** Start DATA PROVIDED **

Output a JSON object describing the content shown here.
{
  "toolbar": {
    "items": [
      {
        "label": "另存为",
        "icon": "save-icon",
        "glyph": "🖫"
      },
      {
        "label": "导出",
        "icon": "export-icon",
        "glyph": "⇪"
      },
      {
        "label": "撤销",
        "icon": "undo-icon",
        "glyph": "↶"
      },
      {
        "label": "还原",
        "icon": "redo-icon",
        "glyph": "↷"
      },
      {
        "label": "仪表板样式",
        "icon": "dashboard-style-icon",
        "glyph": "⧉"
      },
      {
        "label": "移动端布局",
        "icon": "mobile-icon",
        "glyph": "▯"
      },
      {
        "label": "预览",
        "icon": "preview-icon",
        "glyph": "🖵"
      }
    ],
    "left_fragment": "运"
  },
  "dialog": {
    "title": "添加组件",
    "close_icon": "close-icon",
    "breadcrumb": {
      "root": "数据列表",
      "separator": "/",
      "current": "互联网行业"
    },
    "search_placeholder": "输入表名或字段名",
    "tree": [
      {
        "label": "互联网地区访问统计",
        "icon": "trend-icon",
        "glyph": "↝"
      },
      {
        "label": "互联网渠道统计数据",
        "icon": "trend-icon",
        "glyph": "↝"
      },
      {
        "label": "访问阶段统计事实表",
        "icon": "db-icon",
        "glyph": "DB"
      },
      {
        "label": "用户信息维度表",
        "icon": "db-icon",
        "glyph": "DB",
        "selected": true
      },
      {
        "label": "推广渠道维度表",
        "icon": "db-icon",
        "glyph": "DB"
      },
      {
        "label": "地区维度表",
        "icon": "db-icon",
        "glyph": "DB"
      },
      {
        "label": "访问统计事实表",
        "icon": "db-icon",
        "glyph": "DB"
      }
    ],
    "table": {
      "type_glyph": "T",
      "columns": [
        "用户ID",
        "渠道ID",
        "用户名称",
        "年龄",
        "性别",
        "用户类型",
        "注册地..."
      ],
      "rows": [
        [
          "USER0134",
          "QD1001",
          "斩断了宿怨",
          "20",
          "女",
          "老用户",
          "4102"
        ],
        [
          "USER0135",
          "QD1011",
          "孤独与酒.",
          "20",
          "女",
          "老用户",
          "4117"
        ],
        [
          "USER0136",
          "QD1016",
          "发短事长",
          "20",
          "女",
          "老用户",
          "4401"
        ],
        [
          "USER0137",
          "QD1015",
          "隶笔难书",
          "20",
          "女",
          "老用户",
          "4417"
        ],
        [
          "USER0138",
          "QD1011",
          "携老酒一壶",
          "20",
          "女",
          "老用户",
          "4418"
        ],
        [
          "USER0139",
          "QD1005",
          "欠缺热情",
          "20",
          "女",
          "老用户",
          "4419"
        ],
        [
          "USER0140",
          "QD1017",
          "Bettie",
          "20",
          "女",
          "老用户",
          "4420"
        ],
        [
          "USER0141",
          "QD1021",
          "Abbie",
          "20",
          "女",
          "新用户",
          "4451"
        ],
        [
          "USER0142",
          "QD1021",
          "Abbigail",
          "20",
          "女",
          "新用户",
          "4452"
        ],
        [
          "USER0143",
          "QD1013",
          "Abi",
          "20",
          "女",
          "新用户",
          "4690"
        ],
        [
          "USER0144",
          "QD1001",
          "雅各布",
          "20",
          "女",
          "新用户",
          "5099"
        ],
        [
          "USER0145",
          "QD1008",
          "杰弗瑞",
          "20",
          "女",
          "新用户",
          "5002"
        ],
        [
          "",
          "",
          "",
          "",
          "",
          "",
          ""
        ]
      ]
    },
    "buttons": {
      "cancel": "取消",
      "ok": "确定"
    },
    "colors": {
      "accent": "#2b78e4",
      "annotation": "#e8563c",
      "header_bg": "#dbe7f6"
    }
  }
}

** End DATA PROVIDED **

### WHAT YOU ARE ASKED TO DO
Above are the records; copy all of them exactly.

### WRITTEN ANSWER
Output a JSON object describing the content shown here.
{
  "toolbar": {
    "items": [
      {
        "label": "另存为",
        "icon": "save-icon",
        "glyph": "🖫"
      },
      {
        "label": "导出",
        "icon": "export-icon",
        "glyph": "⇪"
      },
      {
        "label": "撤销",
        "icon": "undo-icon",
        "glyph": "↶"
      },
      {
        "label": "还原",
        "icon": "redo-icon",
        "glyph": "↷"
      },
      {
        "label": "仪表板样式",
        "icon": "dashboard-style-icon",
        "glyph": "⧉"
      },
      {
        "label": "移动端布局",
        "icon": "mobile-icon",
        "glyph": "▯"
      },
      {
        "label": "预览",
        "icon": "preview-icon",
        "glyph": "🖵"
      }
    ],
    "left_fragment": "运"
  },
  "dialog": {
    "title": "添加组件",
    "close_icon": "close-icon",
    "breadcrumb": {
      "root": "数据列表",
      "separator": "/",
      "current": "互联网行业"
    },
    "search_placeholder": "输入表名或字段名",
    "tree": [
      {
        "label": "互联网地区访问统计",
        "icon": "trend-icon",
        "glyph": "↝"
      },
      {
        "label": "互联网渠道统计数据",
        "icon": "trend-icon",
        "glyph": "↝"
      },
      {
        "label": "访问阶段统计事实表",
        "icon": "db-icon",
        "glyph": "DB"
      },
      {
        "label": "用户信息维度表",
        "icon": "db-icon",
        "glyph": "DB",
        "selected": true
      },
      {
        "label": "推广渠道维度表",
        "icon": "db-icon",
        "glyph": "DB"
      },
      {
        "label": "地区维度表",
        "icon": "db-icon",
        "glyph": "DB"
      },
      {
        "label": "访问统计事实表",
        "icon": "db-icon",
        "glyph": "DB"
      }
    ],
    "table": {
      "type_glyph": "T",
      "columns": [
        "用户ID",
        "渠道ID",
        "用户名称",
        "年龄",
        "性别",
        "用户类型",
        "注册地..."
      ],
      "rows": [
        [
          "USER0134",
          "QD1001",
          "斩断了宿怨",
          "20",
          "女",
          "老用户",
          "4102"
        ],
        [
          "USER0135",
          "QD1011",
          "孤独与酒.",
          "20",
          "女",
          "老用户",
          "4117"
        ],
        [
          "USER0136",
          "QD1016",
          "发短事长",
          "20",
          "女",
          "老用户",
          "4401"
        ],
        [
          "USER0137",
          "QD1015",
          "隶笔难书",
          "20",
          "女",
          "老用户",
          "4417"
        ],
        [
          "USER0138",
          "QD1011",
          "携老酒一壶",
          "20",
          "女",
          "老用户",
          "4418"
        ],
        [
          "USER0139",
          "QD1005",
          "欠缺热情",
          "20",
          "女",
          "老用户",
          "4419"
        ],
        [
          "USER0140",
          "QD1017",
          "Bettie",
          "20",
          "女",
          "老用户",
          "4420"
        ],
        [
          "USER0141",
          "QD1021",
          "Abbie",
          "20",
          "女",
          "新用户",
          "4451"
        ],
        [
          "USER0142",
          "QD1021",
          "Abbigail",
          "20",
          "女",
          "新用户",
          "4452"
        ],
        [
          "USER0143",
          "QD1013",
          "Abi",
          "20",
          "女",
          "新用户",
          "4690"
        ],
        [
          "USER0144",
          "QD1001",
          "雅各布",
          "20",
          "女",
          "新用户",
          "5099"
        ],
        [
          "USER0145",
          "QD1008",
          "杰弗瑞",
          "20",
          "女",
          "新用户",
          "5002"
        ],
        [
          "",
          "",
          "",
          "",
          "",
          "",
          ""
        ]
      ]
    },
    "buttons": {
      "cancel": "取消",
      "ok": "确定"
    },
    "colors": {
      "accent": "#2b78e4",
      "annotation": "#e8563c",
      "header_bg": "#dbe7f6"
    }
  }
}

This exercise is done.